= Record extracts =
------------------------------

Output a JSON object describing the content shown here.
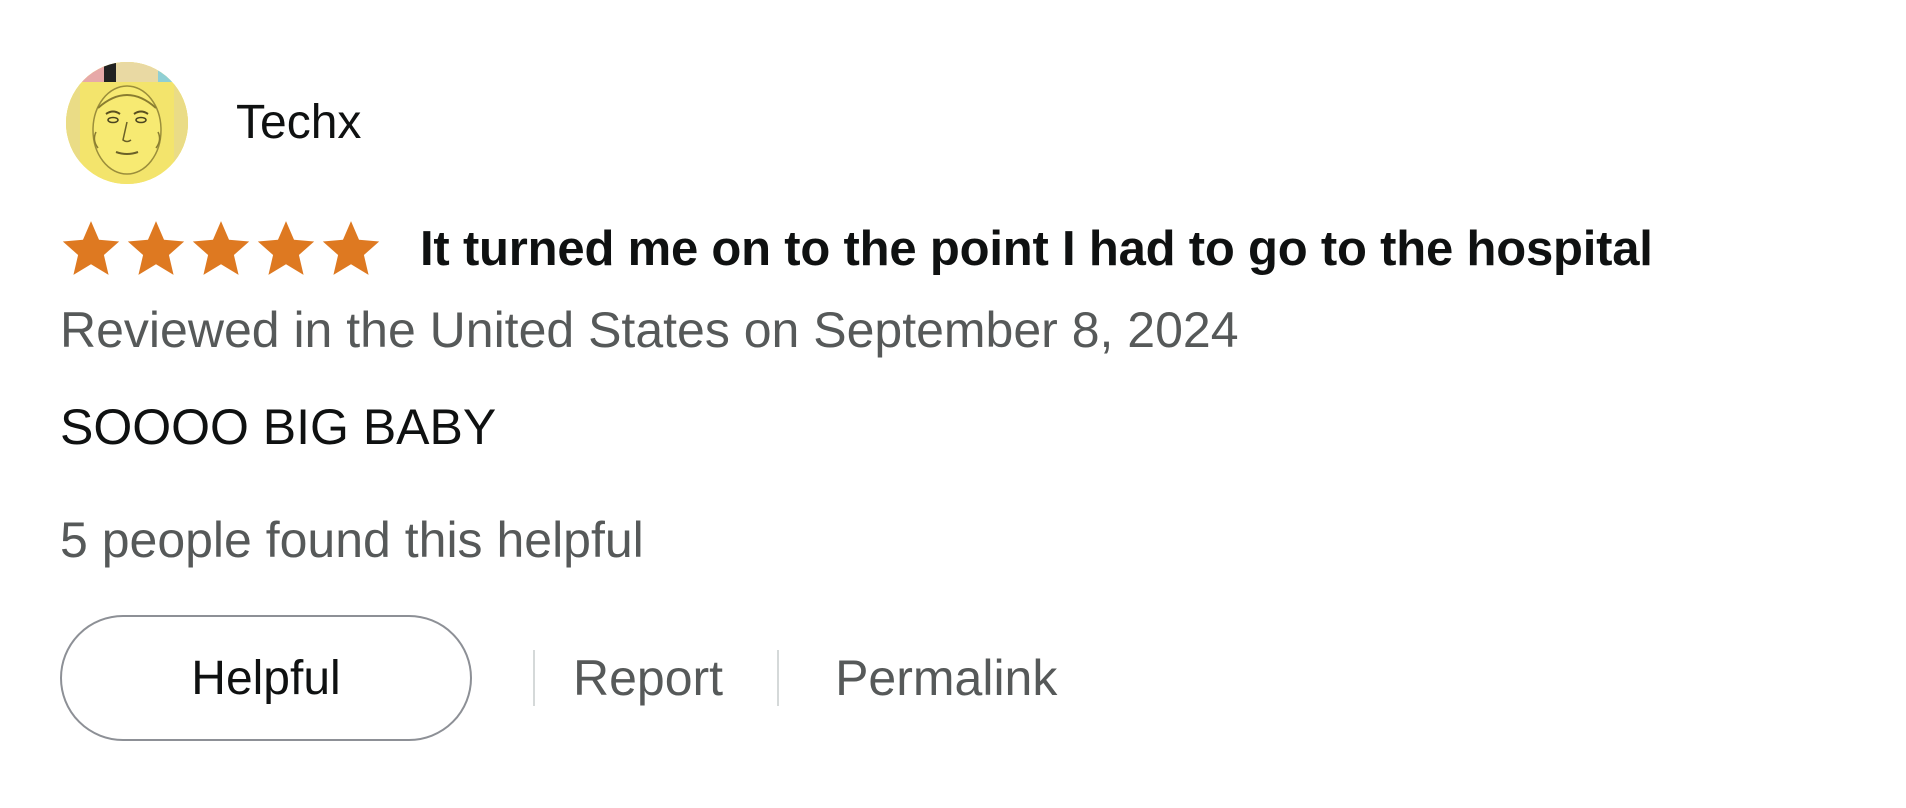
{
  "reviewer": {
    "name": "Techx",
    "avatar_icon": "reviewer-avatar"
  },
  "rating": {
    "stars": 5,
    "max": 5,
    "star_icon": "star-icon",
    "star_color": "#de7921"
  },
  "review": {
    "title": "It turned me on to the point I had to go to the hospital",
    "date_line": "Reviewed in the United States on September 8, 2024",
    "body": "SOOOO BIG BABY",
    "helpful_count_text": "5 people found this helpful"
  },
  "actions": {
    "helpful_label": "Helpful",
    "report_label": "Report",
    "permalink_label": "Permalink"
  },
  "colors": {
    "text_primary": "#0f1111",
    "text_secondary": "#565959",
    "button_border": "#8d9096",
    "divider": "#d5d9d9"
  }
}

------------------------------

= Task =
Make an exact copy of every record, pictures excluded.

= Written solution =
Output a JSON object describing the content shown here.
{
  "reviewer": {
    "name": "Techx",
    "avatar_icon": "reviewer-avatar"
  },
  "rating": {
    "stars": 5,
    "max": 5,
    "star_icon": "star-icon",
    "star_color": "#de7921"
  },
  "review": {
    "title": "It turned me on to the point I had to go to the hospital",
    "date_line": "Reviewed in the United States on September 8, 2024",
    "body": "SOOOO BIG BABY",
    "helpful_count_text": "5 people found this helpful"
  },
  "actions": {
    "helpful_label": "Helpful",
    "report_label": "Report",
    "permalink_label": "Permalink"
  },
  "colors": {
    "text_primary": "#0f1111",
    "text_secondary": "#565959",
    "button_border": "#8d9096",
    "divider": "#d5d9d9"
  }
}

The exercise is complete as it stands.